DOCUMENT SEGMENT:
-*-*-
At what mmHg are the peripheral receptors sensitive to?
Arterial PO2 also pH and PCO2 increase to a lesser degree.
75. much more when less than 50. Carotid bodies have a high flow rate for their size.
What is the main role peripheral receptors play in hypoxemia?
they causes the increase in ventilation when they sense low PO2. W/o these, sever hypoxemia depresses ventilation.
SO, with hypotension what happens?
The carotid bodies sense there is decreased blood flow (PO2 and ventilation increases). Sepsis/shock
Are the peripheral receptors more sensitive to changes in CO2 or O2?
O2!
What are the 3 lung receptors?
Pulmonary stretch receptors ( in airway smooth muscle and dischage in response to distention of the lung and activity is sustained with lung inflation),
Irritant receptors (lie between airway epithelial cells and stimulated by noxious gases, smoke, dust, cold air)
-*-*-
ENTRIES SUPPLIED:
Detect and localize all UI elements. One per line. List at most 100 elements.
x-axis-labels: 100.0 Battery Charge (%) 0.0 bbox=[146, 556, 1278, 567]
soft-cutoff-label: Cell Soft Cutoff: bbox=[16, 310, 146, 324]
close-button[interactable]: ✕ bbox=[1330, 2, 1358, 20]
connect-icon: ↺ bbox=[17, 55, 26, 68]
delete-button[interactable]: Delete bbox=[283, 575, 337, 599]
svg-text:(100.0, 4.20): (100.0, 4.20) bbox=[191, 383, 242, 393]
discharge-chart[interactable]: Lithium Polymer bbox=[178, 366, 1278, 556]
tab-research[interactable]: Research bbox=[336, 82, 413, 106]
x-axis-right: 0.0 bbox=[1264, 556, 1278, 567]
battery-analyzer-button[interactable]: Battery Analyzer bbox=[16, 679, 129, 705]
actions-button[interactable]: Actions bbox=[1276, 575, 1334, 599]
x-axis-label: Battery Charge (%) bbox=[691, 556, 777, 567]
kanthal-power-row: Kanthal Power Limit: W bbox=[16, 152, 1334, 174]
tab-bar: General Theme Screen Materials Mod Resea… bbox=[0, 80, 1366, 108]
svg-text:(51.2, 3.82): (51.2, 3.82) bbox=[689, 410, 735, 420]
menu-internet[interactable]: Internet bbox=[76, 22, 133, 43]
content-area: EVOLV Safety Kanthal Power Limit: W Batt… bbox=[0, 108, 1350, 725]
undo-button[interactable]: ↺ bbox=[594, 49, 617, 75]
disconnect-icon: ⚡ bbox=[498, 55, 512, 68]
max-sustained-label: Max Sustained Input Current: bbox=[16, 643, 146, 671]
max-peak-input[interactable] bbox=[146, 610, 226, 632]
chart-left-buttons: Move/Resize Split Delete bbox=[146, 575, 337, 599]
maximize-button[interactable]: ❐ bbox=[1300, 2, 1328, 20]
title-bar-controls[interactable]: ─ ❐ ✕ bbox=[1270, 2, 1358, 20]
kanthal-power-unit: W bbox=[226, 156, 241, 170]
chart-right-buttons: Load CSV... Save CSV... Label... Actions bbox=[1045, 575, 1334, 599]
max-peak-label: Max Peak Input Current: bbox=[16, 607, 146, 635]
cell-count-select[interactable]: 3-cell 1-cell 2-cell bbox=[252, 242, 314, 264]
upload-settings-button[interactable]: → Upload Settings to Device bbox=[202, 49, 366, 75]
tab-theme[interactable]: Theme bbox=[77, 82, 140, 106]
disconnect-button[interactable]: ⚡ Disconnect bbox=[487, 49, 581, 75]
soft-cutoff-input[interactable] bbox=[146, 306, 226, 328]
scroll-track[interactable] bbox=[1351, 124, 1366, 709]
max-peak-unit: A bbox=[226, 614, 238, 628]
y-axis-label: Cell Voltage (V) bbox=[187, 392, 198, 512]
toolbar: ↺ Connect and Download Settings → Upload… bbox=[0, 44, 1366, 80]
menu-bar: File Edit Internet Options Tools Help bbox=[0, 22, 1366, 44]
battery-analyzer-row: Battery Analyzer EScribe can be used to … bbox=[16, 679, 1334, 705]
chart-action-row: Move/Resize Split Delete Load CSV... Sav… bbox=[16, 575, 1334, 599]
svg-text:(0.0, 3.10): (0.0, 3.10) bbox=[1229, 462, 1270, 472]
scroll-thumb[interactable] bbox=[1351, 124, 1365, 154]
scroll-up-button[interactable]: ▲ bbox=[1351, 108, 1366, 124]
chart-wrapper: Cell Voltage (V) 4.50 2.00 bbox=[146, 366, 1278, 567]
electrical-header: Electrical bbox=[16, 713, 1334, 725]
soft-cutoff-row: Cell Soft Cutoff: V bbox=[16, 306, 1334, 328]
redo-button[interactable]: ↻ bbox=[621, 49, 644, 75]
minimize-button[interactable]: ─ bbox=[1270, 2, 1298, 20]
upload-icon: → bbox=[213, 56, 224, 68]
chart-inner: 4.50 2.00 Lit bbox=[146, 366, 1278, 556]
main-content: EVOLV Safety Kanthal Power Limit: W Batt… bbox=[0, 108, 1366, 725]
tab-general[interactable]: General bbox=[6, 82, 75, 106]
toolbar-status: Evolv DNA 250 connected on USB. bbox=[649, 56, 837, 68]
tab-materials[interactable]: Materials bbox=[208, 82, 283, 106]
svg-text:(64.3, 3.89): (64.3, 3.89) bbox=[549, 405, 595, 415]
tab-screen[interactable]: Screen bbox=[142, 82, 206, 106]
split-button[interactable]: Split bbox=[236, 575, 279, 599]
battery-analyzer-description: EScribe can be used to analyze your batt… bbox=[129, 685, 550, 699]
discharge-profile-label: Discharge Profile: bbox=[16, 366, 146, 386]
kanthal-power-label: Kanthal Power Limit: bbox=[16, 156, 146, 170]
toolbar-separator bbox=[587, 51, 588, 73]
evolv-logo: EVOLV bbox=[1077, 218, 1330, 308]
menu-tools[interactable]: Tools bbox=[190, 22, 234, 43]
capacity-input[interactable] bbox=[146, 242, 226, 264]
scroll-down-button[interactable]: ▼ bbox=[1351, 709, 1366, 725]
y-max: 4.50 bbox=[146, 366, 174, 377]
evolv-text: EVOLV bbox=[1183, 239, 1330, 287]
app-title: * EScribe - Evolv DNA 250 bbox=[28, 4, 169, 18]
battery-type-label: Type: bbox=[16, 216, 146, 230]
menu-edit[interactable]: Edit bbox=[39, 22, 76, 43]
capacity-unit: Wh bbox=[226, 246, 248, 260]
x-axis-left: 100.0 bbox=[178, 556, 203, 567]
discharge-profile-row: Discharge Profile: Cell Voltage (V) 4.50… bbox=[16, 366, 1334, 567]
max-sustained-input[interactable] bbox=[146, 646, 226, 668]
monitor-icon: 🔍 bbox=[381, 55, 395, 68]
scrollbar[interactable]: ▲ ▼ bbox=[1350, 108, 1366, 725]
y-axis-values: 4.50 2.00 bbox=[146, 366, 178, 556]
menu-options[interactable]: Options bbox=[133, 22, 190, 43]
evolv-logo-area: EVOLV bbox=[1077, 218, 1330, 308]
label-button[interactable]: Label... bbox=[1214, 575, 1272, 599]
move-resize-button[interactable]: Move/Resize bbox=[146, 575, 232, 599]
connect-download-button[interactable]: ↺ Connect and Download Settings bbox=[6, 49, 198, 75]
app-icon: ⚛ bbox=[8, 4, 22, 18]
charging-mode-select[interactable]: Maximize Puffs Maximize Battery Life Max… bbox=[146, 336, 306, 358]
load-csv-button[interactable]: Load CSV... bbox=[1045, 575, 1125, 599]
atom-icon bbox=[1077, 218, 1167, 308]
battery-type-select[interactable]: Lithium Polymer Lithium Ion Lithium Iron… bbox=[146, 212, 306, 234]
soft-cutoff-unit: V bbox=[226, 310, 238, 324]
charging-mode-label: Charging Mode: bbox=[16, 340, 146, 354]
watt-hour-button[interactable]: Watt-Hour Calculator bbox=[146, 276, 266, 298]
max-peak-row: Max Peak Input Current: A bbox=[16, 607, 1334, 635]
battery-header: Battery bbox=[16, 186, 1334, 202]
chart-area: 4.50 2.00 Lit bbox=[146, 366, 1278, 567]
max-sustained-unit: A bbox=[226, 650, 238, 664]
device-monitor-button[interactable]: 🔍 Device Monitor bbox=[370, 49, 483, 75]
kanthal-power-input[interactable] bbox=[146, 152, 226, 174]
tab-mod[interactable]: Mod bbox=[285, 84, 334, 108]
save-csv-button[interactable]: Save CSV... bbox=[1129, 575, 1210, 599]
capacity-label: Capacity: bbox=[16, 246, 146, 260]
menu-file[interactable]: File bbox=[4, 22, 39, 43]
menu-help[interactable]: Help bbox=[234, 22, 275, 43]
-*-*-
COMPLETE THE FOLLOWING:
a) Reproduce word for word the passage of the notes on respiratory receptors that opens with the words containing "What is the" and closes with "dust, cold air)".
b) Answer these questions from the notes on respiratory receptors:
(i) Are the peripheral receptors more sensitive to changes in CO2 or in O2?
(ii) According to the notes, what happens to ventilation in severe hypoxemia without the peripheral receptors?
(iii) Where do the irritant receptors lie?
You can set the records aside, since nothing here depends on them.

SOLUTIONS IN ORDER:
a)
What is the main role peripheral receptors play in hypoxemia?
they causes the increase in ventilation when they sense low PO2. W/o these, sever hypoxemia depresses ventilation.
SO, with hypotension what happens?
The carotid bodies sense there is decreased blood flow (PO2 and ventilation increases). Sepsis/shock
Are the peripheral receptors more sensitive to changes in CO2 or O2?
O2!
What are the 3 lung receptors?
Pulmonary stretch receptors ( in airway smooth muscle and dischage in response to distention of the lung and activity is sustained with lung inflation),
Irritant receptors (lie between airway epithelial cells and stimulated by noxious gases, smoke, dust, cold air)

b)
(i) O2
(ii) It is depressed.
(iii) Between airway epithelial cells